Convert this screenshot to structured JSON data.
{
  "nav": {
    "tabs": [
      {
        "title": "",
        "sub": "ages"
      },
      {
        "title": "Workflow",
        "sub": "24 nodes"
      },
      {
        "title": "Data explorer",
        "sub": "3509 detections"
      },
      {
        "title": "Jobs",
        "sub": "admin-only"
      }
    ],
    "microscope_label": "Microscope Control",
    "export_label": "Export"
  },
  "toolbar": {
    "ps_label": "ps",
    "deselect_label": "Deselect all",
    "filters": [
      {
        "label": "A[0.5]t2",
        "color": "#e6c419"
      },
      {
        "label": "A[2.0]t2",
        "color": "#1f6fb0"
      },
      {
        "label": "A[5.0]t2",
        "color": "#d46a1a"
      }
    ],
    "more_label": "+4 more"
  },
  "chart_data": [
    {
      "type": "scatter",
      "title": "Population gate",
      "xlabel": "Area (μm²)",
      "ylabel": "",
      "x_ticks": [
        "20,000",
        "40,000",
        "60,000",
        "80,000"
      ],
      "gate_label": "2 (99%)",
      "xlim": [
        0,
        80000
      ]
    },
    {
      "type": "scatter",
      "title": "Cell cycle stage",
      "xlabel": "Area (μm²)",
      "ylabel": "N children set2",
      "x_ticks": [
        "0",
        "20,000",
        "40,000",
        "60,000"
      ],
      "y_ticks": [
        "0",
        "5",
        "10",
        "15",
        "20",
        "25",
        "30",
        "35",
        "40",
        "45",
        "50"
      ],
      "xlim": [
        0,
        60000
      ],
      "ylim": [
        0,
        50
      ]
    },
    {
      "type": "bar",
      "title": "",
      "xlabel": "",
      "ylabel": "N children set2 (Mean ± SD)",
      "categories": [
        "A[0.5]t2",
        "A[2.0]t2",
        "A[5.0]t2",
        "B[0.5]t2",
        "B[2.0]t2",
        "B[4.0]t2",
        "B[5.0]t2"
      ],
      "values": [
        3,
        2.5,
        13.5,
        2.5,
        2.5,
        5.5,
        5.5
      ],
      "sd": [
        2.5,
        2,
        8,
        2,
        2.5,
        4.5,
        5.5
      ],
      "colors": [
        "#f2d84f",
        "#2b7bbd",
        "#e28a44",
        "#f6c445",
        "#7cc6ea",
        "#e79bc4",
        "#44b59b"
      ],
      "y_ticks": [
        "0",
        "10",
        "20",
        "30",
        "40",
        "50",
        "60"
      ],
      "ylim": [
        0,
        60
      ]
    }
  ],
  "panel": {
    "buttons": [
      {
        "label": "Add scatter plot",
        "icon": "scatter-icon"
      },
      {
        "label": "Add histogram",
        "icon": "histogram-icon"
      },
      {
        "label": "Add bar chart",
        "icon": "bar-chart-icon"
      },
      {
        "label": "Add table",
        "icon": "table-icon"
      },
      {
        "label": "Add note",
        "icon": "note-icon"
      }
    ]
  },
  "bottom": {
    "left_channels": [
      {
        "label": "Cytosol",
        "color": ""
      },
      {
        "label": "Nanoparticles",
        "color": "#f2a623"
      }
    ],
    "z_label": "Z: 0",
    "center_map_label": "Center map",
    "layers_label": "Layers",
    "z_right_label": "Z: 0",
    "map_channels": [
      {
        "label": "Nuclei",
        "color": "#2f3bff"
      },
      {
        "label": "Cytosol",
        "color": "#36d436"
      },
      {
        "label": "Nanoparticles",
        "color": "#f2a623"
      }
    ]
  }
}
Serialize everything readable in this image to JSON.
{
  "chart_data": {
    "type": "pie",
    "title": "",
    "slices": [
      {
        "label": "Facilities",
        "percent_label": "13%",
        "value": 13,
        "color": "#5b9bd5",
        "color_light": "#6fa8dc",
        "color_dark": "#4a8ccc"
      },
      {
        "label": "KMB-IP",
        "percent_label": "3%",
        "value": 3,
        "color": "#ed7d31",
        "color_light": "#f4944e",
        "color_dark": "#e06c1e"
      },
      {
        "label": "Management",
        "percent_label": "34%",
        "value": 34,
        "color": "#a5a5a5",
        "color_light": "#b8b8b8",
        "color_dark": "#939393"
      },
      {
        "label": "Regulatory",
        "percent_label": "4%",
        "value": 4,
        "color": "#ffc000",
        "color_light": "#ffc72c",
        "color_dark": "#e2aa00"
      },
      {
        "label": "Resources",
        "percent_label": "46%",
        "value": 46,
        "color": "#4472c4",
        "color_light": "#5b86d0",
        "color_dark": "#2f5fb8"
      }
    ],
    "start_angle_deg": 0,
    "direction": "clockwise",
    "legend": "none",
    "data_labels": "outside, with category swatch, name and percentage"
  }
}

+ + + +

Go through the material above and count the lines that include "title". Give the number alone.

8